» Exercise aim
Every entry needs to be reproduced exactly.

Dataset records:

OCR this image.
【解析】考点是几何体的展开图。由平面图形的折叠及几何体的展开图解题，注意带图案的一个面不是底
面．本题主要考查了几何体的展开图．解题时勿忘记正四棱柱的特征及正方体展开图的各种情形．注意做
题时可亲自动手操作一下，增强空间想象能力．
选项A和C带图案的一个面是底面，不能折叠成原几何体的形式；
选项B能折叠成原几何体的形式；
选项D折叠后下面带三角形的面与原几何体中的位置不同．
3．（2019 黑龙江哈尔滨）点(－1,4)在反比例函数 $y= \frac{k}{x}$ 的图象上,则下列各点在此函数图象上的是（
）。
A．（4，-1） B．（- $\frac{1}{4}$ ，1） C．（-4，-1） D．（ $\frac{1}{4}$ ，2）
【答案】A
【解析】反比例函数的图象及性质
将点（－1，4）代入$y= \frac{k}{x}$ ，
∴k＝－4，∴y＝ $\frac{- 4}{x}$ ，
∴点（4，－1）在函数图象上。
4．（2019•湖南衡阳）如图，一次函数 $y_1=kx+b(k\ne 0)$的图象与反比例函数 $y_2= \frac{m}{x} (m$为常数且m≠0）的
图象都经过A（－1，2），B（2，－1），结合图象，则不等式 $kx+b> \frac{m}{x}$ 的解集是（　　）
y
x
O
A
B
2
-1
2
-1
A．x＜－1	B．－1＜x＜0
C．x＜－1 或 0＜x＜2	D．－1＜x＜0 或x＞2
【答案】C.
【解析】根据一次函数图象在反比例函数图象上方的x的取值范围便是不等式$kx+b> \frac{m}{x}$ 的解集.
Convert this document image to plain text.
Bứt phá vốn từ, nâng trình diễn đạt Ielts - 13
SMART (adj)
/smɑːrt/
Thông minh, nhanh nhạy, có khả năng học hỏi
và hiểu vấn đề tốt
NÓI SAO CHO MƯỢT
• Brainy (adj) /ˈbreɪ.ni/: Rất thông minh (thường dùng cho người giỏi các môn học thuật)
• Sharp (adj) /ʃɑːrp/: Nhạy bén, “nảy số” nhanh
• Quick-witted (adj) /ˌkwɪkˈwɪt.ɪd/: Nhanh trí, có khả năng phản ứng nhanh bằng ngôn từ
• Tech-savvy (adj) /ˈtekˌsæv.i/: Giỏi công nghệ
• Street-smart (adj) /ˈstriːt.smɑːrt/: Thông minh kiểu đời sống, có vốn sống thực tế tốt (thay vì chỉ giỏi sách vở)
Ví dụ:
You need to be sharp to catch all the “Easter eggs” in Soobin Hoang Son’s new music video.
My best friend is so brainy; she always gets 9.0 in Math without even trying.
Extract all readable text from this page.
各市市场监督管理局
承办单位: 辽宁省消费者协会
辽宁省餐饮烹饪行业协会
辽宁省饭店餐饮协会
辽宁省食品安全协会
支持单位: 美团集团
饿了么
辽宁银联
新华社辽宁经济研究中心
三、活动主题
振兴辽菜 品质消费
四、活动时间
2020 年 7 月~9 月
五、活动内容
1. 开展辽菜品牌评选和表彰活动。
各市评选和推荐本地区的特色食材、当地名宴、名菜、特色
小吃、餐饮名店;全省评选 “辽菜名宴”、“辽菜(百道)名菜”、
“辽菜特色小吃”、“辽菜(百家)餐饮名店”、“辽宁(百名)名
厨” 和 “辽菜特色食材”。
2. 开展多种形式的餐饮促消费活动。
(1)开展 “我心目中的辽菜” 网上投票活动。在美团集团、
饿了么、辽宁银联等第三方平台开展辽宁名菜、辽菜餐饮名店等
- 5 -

» Result for this exercise
OCR this image.
【解析】考点是几何体的展开图。由平面图形的折叠及几何体的展开图解题，注意带图案的一个面不是底
面．本题主要考查了几何体的展开图．解题时勿忘记正四棱柱的特征及正方体展开图的各种情形．注意做
题时可亲自动手操作一下，增强空间想象能力．
选项A和C带图案的一个面是底面，不能折叠成原几何体的形式；
选项B能折叠成原几何体的形式；
选项D折叠后下面带三角形的面与原几何体中的位置不同．
3．（2019 黑龙江哈尔滨）点(－1,4)在反比例函数 $y= \frac{k}{x}$ 的图象上,则下列各点在此函数图象上的是（
）。
A．（4，-1） B．（- $\frac{1}{4}$ ，1） C．（-4，-1） D．（ $\frac{1}{4}$ ，2）
【答案】A
【解析】反比例函数的图象及性质
将点（－1，4）代入$y= \frac{k}{x}$ ，
∴k＝－4，∴y＝ $\frac{- 4}{x}$ ，
∴点（4，－1）在函数图象上。
4．（2019•湖南衡阳）如图，一次函数 $y_1=kx+b(k\ne 0)$的图象与反比例函数 $y_2= \frac{m}{x} (m$为常数且m≠0）的
图象都经过A（－1，2），B（2，－1），结合图象，则不等式 $kx+b> \frac{m}{x}$ 的解集是（　　）
y
x
O
A
B
2
-1
2
-1
A．x＜－1	B．－1＜x＜0
C．x＜－1 或 0＜x＜2	D．－1＜x＜0 或x＞2
【答案】C.
【解析】根据一次函数图象在反比例函数图象上方的x的取值范围便是不等式$kx+b> \frac{m}{x}$ 的解集.
Convert this document image to plain text.
Bứt phá vốn từ, nâng trình diễn đạt Ielts - 13
SMART (adj)
/smɑːrt/
Thông minh, nhanh nhạy, có khả năng học hỏi
và hiểu vấn đề tốt
NÓI SAO CHO MƯỢT
• Brainy (adj) /ˈbreɪ.ni/: Rất thông minh (thường dùng cho người giỏi các môn học thuật)
• Sharp (adj) /ʃɑːrp/: Nhạy bén, “nảy số” nhanh
• Quick-witted (adj) /ˌkwɪkˈwɪt.ɪd/: Nhanh trí, có khả năng phản ứng nhanh bằng ngôn từ
• Tech-savvy (adj) /ˈtekˌsæv.i/: Giỏi công nghệ
• Street-smart (adj) /ˈstriːt.smɑːrt/: Thông minh kiểu đời sống, có vốn sống thực tế tốt (thay vì chỉ giỏi sách vở)
Ví dụ:
You need to be sharp to catch all the “Easter eggs” in Soobin Hoang Son’s new music video.
My best friend is so brainy; she always gets 9.0 in Math without even trying.
Extract all readable text from this page.
各市市场监督管理局
承办单位: 辽宁省消费者协会
辽宁省餐饮烹饪行业协会
辽宁省饭店餐饮协会
辽宁省食品安全协会
支持单位: 美团集团
饿了么
辽宁银联
新华社辽宁经济研究中心
三、活动主题
振兴辽菜 品质消费
四、活动时间
2020 年 7 月~9 月
五、活动内容
1. 开展辽菜品牌评选和表彰活动。
各市评选和推荐本地区的特色食材、当地名宴、名菜、特色
小吃、餐饮名店;全省评选 “辽菜名宴”、“辽菜(百道)名菜”、
“辽菜特色小吃”、“辽菜(百家)餐饮名店”、“辽宁(百名)名
厨” 和 “辽菜特色食材”。
2. 开展多种形式的餐饮促消费活动。
(1)开展 “我心目中的辽菜” 网上投票活动。在美团集团、
饿了么、辽宁银联等第三方平台开展辽宁名菜、辽菜餐饮名店等
- 5 -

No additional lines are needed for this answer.